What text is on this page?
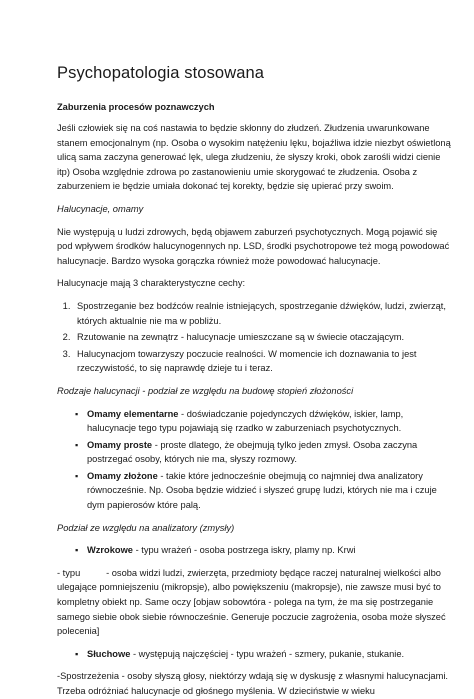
Psychopatologia stosowana
Zaburzenia procesów poznawczych

Jeśli człowiek się na coś nastawia to będzie skłonny do złudzeń. Złudzenia uwarunkowane stanem emocjonalnym (np. Osoba o wysokim natężeniu lęku, bojaźliwa idzie niezbyt oświetloną ulicą sama zaczyna generować lęk, ulega złudzeniu, że słyszy kroki, obok zarośli widzi cienie itp) Osoba względnie zdrowa po zastanowieniu umie skorygować te złudzenia. Osoba z zaburzeniem ie będzie umiała dokonać tej korekty, będzie się upierać przy swoim.

Halucynacje, omamy

Nie występują u ludzi zdrowych, będą objawem zaburzeń psychotycznych. Mogą pojawić się pod wpływem środków halucynogennych np. LSD, środki psychotropowe też mogą powodować halucynacje. Bardzo wysoka gorączka również może powodować halucynacje.

Halucynacje mają 3 charakterystyczne cechy:

1. Spostrzeganie bez bodźców realnie istniejących, spostrzeganie dźwięków, ludzi, zwierząt, których aktualnie nie ma w pobliżu.
2. Rzutowanie na zewnątrz - halucynacje umieszczane są w świecie otaczającym.
3. Halucynacjom towarzyszy poczucie realności. W momencie ich doznawania to jest rzeczywistość, to się naprawdę dzieje tu i teraz.

Rodzaje halucynacji - podział ze względu na budowę stopień złożoności

▪ Omamy elementarne - doświadczanie pojedynczych dźwięków, iskier, lamp, halucynacje tego typu pojawiają się rzadko w zaburzeniach psychotycznych.
▪ Omamy proste - proste dlatego, że obejmują tylko jeden zmysł. Osoba zaczyna postrzegać osoby, których nie ma, słyszy rozmowy.
▪ Omamy złożone - takie które jednocześnie obejmują co najmniej dwa analizatory równocześnie. Np. Osoba będzie widzieć i słyszeć grupę ludzi, których nie ma i czuje dym papierosów które palą.

Podział ze względu na analizatory (zmysły)

▪ Wzrokowe - typu wrażeń - osoba postrzega iskry, plamy np. Krwi

- typu          - osoba widzi ludzi, zwierzęta, przedmioty będące raczej naturalnej wielkości albo ulegające pomniejszeniu (mikropsje), albo powiększeniu (makropsje), nie zawsze musi być to kompletny obiekt np. Same oczy [objaw sobowtóra - polega na tym, że ma się postrzeganie samego siebie obok siebie równocześnie. Generuje poczucie zagrożenia, osoba może słyszeć polecenia]

▪ Słuchowe - występują najczęściej - typu wrażeń - szmery, pukanie, stukanie.

-Spostrzeżenia - osoby słyszą głosy, niektórzy wdają się w dyskusję z własnymi halucynacjami. Trzeba odróżniać halucynacje od głośnego myślenia. W dzieciństwie w wieku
· · · · ·
Give back the entries verbatim. Do not include any picture.

What text is on this page?
Psychopatologia stosowana
Zaburzenia procesów poznawczych

Jeśli człowiek się na coś nastawia to będzie skłonny do złudzeń. Złudzenia uwarunkowane stanem emocjonalnym (np. Osoba o wysokim natężeniu lęku, bojaźliwa idzie niezbyt oświetloną ulicą sama zaczyna generować lęk, ulega złudzeniu, że słyszy kroki, obok zarośli widzi cienie itp) Osoba względnie zdrowa po zastanowieniu umie skorygować te złudzenia. Osoba z zaburzeniem ie będzie umiała dokonać tej korekty, będzie się upierać przy swoim.

Halucynacje, omamy

Nie występują u ludzi zdrowych, będą objawem zaburzeń psychotycznych. Mogą pojawić się pod wpływem środków halucynogennych np. LSD, środki psychotropowe też mogą powodować halucynacje. Bardzo wysoka gorączka również może powodować halucynacje.

Halucynacje mają 3 charakterystyczne cechy:

1. Spostrzeganie bez bodźców realnie istniejących, spostrzeganie dźwięków, ludzi, zwierząt, których aktualnie nie ma w pobliżu.
2. Rzutowanie na zewnątrz - halucynacje umieszczane są w świecie otaczającym.
3. Halucynacjom towarzyszy poczucie realności. W momencie ich doznawania to jest rzeczywistość, to się naprawdę dzieje tu i teraz.

Rodzaje halucynacji - podział ze względu na budowę stopień złożoności

▪ Omamy elementarne - doświadczanie pojedynczych dźwięków, iskier, lamp, halucynacje tego typu pojawiają się rzadko w zaburzeniach psychotycznych.
▪ Omamy proste - proste dlatego, że obejmują tylko jeden zmysł. Osoba zaczyna postrzegać osoby, których nie ma, słyszy rozmowy.
▪ Omamy złożone - takie które jednocześnie obejmują co najmniej dwa analizatory równocześnie. Np. Osoba będzie widzieć i słyszeć grupę ludzi, których nie ma i czuje dym papierosów które palą.

Podział ze względu na analizatory (zmysły)

▪ Wzrokowe - typu wrażeń - osoba postrzega iskry, plamy np. Krwi

- typu          - osoba widzi ludzi, zwierzęta, przedmioty będące raczej naturalnej wielkości albo ulegające pomniejszeniu (mikropsje), albo powiększeniu (makropsje), nie zawsze musi być to kompletny obiekt np. Same oczy [objaw sobowtóra - polega na tym, że ma się postrzeganie samego siebie obok siebie równocześnie. Generuje poczucie zagrożenia, osoba może słyszeć polecenia]

▪ Słuchowe - występują najczęściej - typu wrażeń - szmery, pukanie, stukanie.

-Spostrzeżenia - osoby słyszą głosy, niektórzy wdają się w dyskusję z własnymi halucynacjami. Trzeba odróżniać halucynacje od głośnego myślenia. W dzieciństwie w wieku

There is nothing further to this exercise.